● Problem to work on
Copy out every row from the one containing "lecture-title-block: سخنرانی علمی" down to the one containing "blurred-logo-fragment bbox=[0, 0, 300, 131]", both included, and nothing else.

(Source data)
§

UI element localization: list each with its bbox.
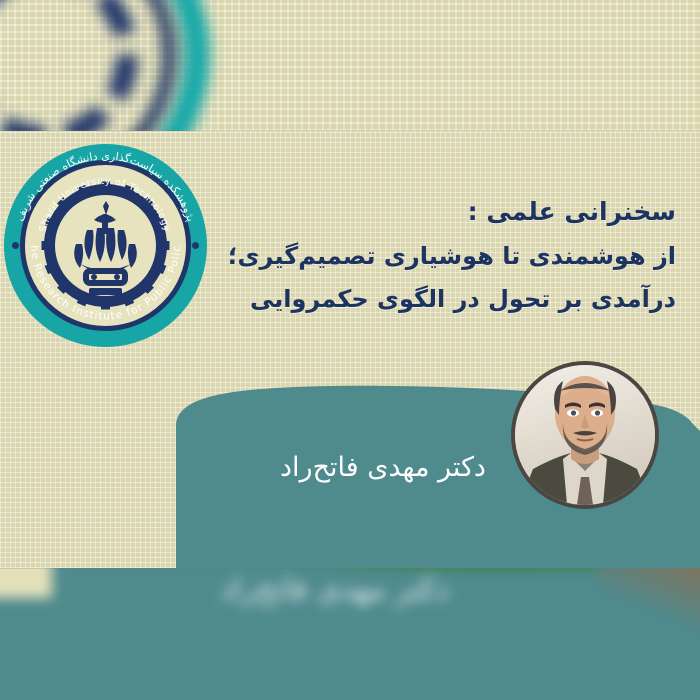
lecture-title-block: سخنرانی علمی : از هوشمندی تا هوشیاری تصم… bbox=[116, 193, 676, 318]
bottom-band-name-echo: دکتر مهدی فاتح‌راد bbox=[220, 572, 449, 607]
title-line-2: از هوشمندی تا هوشیاری تصمیم‌گیری؛ bbox=[116, 238, 676, 275]
portrait-illustration bbox=[515, 365, 655, 505]
poster-main-area: پژوهشکده سیاست‌گذاری دانشگاه صنعتی شریف … bbox=[0, 131, 700, 568]
blurred-logo-fragment bbox=[0, 0, 300, 131]
title-line-3: درآمدی بر تحول در الگوی حکمروایی bbox=[116, 281, 676, 318]
blurred-logo-gear bbox=[0, 0, 138, 131]
top-band-edge bbox=[0, 130, 700, 131]
top-blurred-logo-band bbox=[0, 0, 700, 131]
title-line-1: سخنرانی علمی : bbox=[116, 193, 676, 232]
speaker-name: دکتر مهدی فاتح‌راد bbox=[280, 452, 486, 483]
bottom-band-blur-layer: دکتر مهدی فاتح‌راد bbox=[0, 568, 700, 700]
bottom-band-beige-left-corner bbox=[0, 568, 52, 598]
bottom-band-edge bbox=[0, 568, 700, 569]
poster-image: پژوهشکده سیاست‌گذاری دانشگاه صنعتی شریف … bbox=[0, 0, 700, 700]
bottom-blurred-band: دکتر مهدی فاتح‌راد bbox=[0, 568, 700, 700]
speaker-portrait-photo bbox=[511, 361, 659, 509]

§

● Output of the exercise
lecture-title-block: سخنرانی علمی : از هوشمندی تا هوشیاری تصم… bbox=[116, 193, 676, 318]
bottom-band-name-echo: دکتر مهدی فاتح‌راد bbox=[220, 572, 449, 607]
title-line-2: از هوشمندی تا هوشیاری تصمیم‌گیری؛ bbox=[116, 238, 676, 275]
portrait-illustration bbox=[515, 365, 655, 505]
poster-main-area: پژوهشکده سیاست‌گذاری دانشگاه صنعتی شریف … bbox=[0, 131, 700, 568]
blurred-logo-fragment bbox=[0, 0, 300, 131]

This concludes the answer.